● **Data provided**:

________

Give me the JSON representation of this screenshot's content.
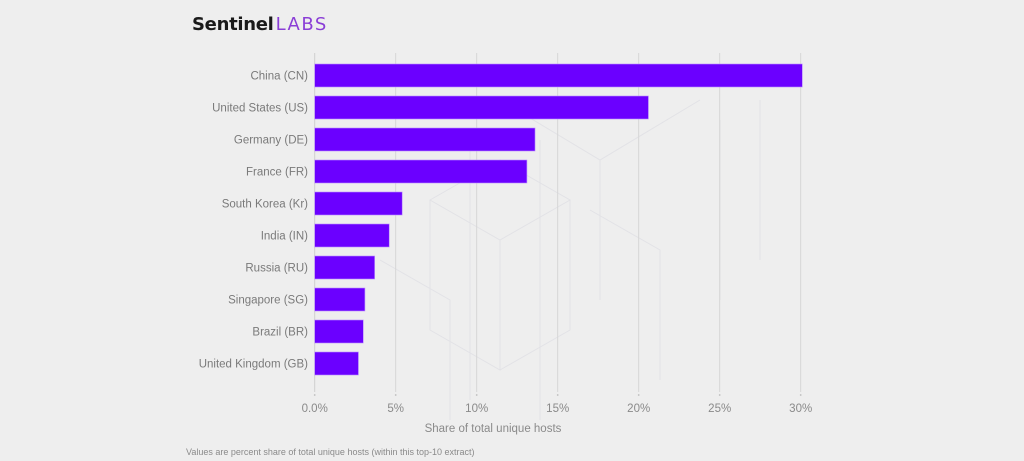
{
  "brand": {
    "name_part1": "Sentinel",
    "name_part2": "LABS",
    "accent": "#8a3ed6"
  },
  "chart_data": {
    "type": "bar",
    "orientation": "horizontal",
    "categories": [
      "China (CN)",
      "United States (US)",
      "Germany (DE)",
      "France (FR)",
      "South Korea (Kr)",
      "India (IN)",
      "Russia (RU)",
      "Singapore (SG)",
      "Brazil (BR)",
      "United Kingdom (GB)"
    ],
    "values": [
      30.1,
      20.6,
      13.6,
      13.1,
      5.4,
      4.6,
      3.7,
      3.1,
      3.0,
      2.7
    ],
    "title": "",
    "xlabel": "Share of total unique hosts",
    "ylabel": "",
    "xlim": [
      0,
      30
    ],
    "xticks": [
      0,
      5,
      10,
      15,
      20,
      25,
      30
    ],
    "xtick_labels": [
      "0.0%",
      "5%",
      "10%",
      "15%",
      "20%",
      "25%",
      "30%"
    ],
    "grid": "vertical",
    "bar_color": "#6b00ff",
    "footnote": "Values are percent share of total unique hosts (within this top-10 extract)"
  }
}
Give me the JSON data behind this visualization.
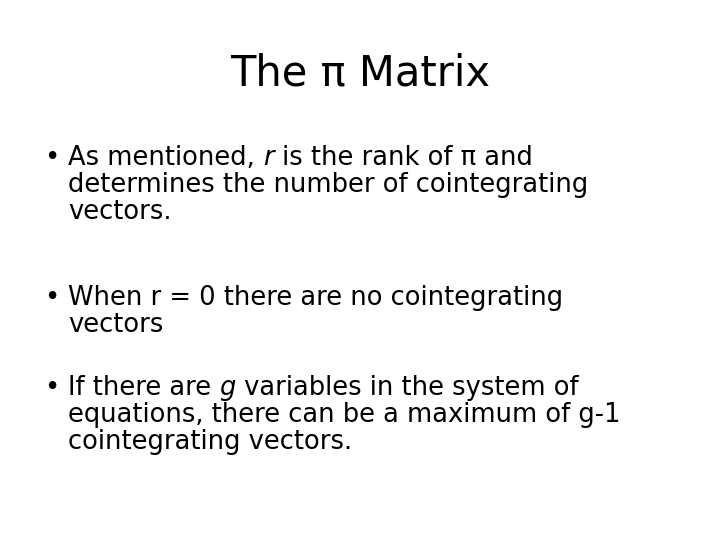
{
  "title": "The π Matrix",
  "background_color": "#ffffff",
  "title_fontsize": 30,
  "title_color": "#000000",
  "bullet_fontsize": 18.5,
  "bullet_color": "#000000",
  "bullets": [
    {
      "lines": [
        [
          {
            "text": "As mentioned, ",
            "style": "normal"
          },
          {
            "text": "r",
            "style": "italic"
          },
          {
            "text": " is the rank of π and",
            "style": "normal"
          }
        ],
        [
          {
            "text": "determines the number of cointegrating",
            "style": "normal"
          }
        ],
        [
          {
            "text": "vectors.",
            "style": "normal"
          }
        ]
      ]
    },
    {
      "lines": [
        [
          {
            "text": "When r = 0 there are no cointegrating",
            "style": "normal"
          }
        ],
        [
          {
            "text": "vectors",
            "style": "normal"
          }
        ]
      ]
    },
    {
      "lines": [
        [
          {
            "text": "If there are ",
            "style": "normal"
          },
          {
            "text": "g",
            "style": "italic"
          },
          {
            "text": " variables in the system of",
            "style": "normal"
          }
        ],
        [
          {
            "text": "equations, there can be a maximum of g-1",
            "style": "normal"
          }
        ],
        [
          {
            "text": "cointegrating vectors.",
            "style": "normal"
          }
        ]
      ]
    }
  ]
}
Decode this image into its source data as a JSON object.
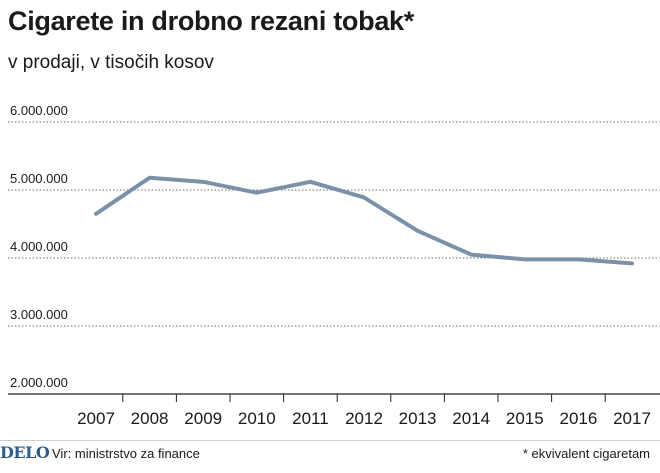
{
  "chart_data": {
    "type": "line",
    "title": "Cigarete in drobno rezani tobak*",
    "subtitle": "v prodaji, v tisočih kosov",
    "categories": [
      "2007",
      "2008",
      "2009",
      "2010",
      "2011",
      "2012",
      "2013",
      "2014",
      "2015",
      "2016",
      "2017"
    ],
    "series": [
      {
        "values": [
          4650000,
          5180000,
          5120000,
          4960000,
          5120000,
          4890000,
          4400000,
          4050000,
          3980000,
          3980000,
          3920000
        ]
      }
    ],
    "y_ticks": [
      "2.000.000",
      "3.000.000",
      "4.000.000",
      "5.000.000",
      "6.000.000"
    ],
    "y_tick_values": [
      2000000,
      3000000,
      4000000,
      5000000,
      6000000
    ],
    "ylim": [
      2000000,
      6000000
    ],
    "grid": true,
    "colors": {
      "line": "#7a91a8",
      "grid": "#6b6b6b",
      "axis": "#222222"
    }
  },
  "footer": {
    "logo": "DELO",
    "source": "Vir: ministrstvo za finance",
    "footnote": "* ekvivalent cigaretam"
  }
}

________

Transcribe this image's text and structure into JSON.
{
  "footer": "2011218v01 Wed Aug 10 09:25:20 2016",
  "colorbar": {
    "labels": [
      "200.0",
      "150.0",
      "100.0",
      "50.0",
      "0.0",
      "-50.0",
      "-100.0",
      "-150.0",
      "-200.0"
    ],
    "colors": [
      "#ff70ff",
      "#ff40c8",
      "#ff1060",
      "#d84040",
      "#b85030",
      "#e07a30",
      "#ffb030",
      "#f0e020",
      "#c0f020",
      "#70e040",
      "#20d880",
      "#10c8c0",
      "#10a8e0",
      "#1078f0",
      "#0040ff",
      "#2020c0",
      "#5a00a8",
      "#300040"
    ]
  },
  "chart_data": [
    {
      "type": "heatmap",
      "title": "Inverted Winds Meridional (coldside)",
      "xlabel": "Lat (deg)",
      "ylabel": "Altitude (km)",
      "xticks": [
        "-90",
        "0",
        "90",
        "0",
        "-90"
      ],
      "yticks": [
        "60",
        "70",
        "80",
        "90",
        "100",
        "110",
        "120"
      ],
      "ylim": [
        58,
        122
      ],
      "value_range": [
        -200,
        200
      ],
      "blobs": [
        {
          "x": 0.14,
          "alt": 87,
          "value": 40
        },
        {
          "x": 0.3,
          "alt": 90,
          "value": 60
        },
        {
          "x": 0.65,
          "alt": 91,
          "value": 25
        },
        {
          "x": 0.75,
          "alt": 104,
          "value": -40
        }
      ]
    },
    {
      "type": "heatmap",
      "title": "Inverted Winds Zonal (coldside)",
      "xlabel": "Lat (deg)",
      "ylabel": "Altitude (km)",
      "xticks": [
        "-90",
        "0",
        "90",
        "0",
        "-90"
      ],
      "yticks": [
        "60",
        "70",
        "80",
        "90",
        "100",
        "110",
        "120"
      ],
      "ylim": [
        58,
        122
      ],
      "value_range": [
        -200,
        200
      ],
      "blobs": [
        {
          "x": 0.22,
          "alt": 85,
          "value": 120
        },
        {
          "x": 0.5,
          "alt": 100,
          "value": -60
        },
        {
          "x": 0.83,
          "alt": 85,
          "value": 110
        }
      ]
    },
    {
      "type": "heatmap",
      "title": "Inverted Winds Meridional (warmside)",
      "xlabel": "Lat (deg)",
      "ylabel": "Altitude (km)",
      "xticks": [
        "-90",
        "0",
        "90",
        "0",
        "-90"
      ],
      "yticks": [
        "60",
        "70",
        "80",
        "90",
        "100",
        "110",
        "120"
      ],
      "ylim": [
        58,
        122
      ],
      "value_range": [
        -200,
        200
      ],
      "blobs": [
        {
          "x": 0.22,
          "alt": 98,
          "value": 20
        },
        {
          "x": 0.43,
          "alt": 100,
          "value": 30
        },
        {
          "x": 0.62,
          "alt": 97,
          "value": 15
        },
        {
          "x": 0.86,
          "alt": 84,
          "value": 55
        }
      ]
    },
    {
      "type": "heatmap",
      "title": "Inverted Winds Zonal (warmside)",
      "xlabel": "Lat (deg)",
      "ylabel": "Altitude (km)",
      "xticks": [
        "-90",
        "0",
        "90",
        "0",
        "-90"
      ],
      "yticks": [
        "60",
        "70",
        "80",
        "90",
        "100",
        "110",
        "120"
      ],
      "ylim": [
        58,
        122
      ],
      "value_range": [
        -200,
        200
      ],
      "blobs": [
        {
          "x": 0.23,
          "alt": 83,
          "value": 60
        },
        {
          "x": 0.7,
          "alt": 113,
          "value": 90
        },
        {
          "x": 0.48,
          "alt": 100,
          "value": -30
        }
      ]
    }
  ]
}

________

● **Task instructions**:
Your answer should be only the number of lines that hold the word "unique".

● **Result for this exercise**:
2